### WRITTEN EXERCISE
Of the lines in this material, how many contain "Realisou"? Answer with a single number only.

### RECORDED INFORMATION
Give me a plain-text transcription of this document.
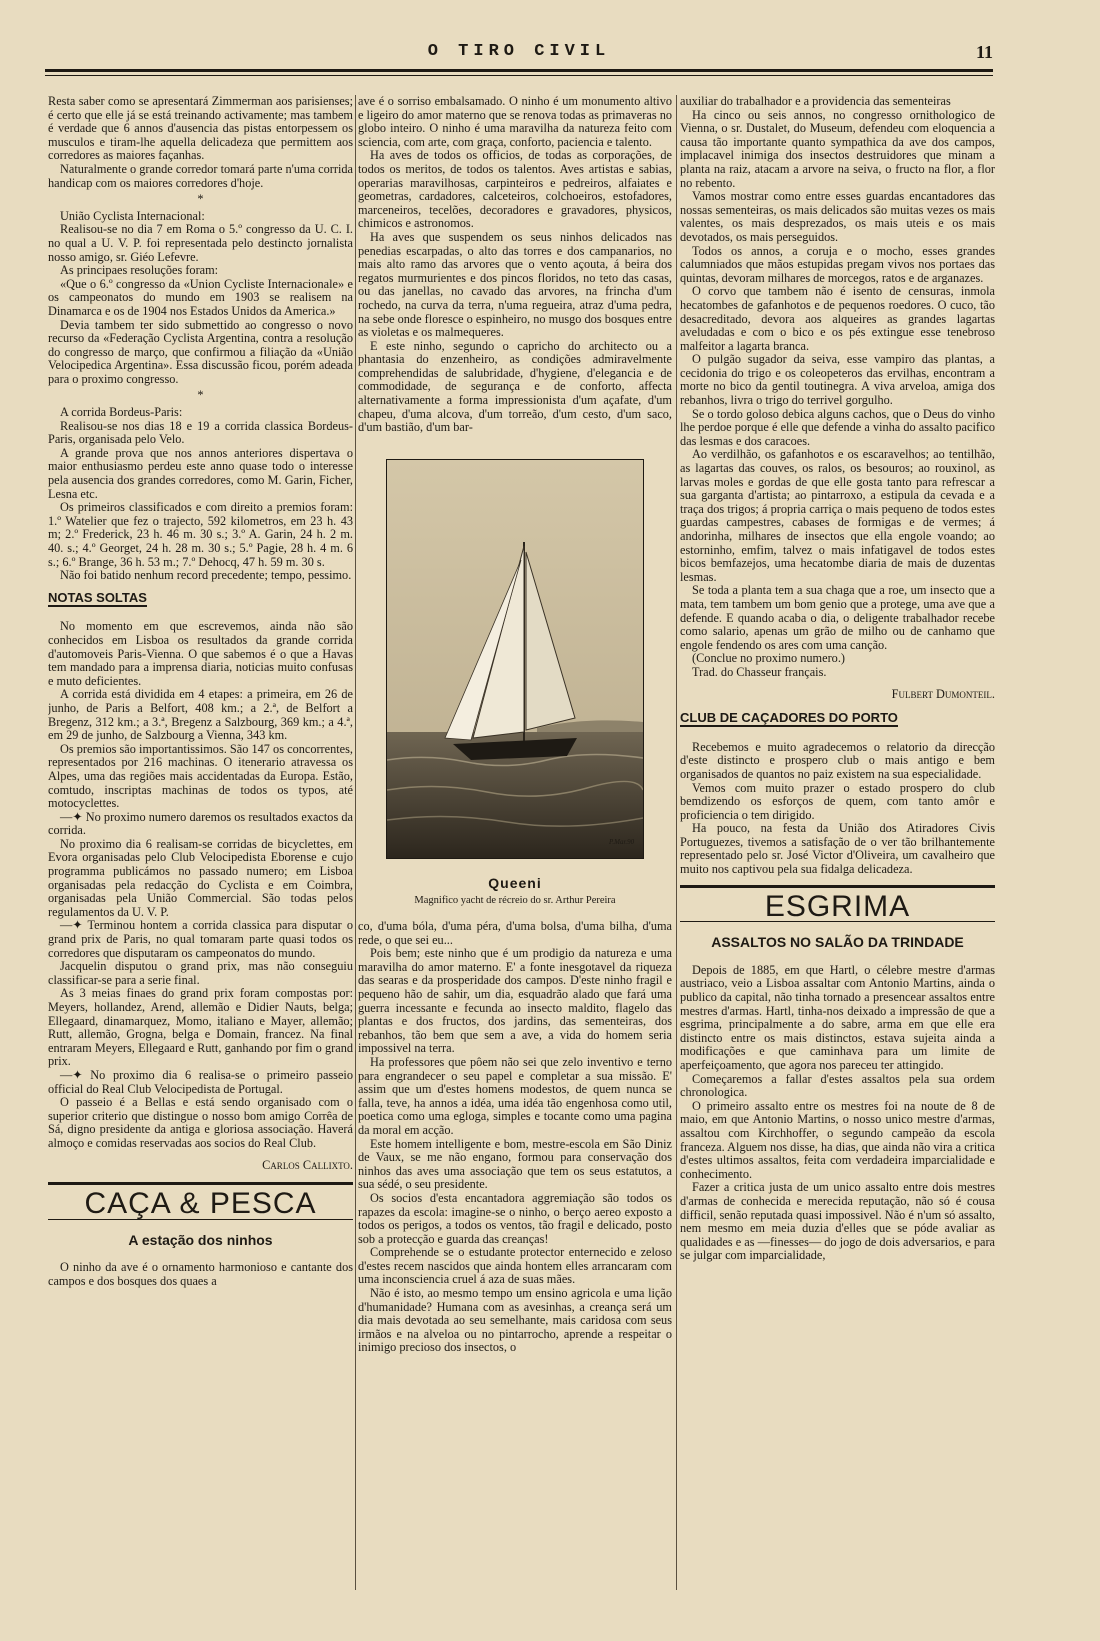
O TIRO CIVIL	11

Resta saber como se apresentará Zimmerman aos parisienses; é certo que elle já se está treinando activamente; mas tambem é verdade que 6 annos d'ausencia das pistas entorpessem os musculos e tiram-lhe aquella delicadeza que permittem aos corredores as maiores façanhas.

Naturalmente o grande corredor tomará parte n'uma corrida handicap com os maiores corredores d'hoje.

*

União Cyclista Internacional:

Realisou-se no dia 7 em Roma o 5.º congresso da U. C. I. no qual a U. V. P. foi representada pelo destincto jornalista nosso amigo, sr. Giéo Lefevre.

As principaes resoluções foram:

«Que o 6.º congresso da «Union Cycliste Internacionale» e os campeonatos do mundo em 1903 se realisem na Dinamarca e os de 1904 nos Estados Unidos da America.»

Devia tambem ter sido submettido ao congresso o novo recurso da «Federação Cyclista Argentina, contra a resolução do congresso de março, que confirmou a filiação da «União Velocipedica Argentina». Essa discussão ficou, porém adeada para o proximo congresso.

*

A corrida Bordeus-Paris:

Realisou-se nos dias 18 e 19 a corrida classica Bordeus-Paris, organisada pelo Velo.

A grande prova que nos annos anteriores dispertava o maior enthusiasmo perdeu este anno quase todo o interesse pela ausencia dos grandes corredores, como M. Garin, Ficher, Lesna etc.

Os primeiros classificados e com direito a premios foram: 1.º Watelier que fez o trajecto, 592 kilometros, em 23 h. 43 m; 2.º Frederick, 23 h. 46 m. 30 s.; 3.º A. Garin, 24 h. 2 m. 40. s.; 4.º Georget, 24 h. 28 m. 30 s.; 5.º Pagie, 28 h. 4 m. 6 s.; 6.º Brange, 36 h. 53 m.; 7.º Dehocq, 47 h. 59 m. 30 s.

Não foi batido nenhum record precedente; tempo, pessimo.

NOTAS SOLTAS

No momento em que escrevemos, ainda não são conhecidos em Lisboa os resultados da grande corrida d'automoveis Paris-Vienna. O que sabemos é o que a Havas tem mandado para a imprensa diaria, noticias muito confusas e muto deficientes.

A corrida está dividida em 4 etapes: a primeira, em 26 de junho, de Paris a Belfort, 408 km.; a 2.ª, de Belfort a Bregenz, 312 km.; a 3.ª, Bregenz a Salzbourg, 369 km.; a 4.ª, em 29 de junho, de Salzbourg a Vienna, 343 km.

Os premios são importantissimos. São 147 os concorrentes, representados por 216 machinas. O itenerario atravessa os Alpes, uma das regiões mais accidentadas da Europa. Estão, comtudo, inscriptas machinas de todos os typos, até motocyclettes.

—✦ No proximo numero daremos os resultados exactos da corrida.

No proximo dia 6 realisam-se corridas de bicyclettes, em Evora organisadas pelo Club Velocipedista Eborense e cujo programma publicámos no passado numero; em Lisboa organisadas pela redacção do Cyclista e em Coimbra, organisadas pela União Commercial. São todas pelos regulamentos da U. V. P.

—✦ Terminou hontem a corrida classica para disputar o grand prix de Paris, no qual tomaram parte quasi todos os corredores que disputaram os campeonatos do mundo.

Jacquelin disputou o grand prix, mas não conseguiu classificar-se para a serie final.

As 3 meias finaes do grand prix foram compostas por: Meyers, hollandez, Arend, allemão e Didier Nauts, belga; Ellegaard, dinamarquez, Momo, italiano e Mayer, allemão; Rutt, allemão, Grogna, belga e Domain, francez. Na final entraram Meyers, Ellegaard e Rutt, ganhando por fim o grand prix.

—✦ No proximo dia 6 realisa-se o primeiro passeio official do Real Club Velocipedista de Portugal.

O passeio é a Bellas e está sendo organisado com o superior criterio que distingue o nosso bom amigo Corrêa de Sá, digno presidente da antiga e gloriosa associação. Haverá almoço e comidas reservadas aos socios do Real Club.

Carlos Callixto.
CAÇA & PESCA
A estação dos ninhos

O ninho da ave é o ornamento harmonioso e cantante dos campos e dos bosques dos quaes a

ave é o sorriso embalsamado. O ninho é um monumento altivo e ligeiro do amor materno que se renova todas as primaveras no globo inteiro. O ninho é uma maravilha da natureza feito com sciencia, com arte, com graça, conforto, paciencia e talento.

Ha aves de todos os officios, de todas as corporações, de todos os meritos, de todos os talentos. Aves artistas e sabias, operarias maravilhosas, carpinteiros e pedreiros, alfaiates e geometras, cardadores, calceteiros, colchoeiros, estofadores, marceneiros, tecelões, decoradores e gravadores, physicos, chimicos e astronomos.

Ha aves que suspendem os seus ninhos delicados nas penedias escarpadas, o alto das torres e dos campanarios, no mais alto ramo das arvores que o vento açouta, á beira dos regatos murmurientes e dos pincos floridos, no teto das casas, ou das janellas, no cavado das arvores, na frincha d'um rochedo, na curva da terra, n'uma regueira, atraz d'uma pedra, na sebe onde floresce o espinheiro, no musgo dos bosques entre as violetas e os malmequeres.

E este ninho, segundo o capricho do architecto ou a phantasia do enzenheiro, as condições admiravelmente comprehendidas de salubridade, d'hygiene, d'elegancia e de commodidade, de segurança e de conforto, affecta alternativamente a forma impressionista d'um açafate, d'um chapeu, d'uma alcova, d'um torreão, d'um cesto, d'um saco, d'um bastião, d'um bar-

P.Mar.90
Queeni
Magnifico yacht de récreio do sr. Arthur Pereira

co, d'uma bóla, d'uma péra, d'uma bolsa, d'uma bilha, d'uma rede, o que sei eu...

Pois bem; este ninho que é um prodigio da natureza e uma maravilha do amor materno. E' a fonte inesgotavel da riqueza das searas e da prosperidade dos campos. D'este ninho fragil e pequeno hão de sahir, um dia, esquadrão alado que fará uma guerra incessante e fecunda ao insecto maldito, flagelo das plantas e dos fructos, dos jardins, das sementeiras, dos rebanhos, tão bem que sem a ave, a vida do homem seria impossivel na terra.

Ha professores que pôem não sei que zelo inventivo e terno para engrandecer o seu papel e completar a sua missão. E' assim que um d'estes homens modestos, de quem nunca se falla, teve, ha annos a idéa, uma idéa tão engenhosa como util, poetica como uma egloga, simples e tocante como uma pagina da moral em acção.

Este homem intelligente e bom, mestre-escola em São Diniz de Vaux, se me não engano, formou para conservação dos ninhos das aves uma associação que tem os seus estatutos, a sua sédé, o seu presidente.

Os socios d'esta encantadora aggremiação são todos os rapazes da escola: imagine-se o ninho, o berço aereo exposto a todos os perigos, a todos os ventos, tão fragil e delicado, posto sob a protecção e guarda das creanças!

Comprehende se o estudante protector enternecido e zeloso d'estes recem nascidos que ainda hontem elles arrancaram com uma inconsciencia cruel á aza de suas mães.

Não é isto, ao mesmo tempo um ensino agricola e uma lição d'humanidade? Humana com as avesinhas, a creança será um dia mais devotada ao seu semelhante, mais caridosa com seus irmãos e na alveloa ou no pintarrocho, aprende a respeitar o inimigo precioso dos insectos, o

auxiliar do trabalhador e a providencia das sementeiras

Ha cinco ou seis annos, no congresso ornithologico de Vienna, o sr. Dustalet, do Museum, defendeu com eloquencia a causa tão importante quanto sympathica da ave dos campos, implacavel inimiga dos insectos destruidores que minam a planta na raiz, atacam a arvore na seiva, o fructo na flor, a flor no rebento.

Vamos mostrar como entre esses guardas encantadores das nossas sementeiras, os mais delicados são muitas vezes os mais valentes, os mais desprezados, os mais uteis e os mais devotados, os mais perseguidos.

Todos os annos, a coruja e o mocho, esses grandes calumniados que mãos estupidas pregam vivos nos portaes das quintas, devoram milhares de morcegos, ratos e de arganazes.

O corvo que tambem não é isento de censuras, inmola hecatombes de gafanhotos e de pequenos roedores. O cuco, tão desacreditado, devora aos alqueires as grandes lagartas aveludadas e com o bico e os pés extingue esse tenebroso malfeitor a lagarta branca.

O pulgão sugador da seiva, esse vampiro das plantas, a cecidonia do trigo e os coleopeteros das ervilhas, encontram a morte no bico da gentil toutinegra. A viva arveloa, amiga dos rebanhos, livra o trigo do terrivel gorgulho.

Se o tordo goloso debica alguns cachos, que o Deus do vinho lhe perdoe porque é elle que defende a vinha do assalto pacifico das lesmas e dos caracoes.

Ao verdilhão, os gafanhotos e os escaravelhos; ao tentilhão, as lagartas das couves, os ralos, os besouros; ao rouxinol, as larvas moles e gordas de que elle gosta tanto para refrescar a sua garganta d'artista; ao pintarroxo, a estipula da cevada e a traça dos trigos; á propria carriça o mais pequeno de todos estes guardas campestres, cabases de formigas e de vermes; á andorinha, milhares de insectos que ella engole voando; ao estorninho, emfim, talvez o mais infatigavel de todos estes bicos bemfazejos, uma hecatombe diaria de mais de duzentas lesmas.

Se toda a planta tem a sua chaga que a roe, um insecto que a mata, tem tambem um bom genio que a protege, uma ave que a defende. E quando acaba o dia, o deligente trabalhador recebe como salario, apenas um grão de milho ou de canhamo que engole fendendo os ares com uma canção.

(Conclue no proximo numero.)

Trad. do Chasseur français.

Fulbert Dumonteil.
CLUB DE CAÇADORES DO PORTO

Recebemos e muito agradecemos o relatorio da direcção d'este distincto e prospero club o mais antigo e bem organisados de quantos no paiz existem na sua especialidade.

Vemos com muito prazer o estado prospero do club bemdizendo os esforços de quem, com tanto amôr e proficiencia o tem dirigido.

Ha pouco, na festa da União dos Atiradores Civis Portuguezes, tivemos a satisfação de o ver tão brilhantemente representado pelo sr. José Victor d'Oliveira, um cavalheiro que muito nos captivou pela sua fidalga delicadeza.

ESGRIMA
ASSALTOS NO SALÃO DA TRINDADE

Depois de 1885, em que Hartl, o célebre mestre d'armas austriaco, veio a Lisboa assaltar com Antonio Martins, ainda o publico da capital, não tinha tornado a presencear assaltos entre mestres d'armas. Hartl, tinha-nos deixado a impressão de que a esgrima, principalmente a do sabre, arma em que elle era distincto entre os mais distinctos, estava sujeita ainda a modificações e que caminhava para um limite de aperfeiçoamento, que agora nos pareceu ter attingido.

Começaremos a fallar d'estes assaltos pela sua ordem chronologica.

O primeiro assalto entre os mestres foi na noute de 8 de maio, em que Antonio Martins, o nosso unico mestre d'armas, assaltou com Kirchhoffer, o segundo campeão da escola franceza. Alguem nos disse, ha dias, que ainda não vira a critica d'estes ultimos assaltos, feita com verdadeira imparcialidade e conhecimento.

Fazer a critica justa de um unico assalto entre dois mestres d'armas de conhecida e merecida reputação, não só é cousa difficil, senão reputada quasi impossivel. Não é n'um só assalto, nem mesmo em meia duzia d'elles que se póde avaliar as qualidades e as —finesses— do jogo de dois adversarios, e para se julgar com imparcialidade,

### SOLUTION TO THIS PROBLEM
2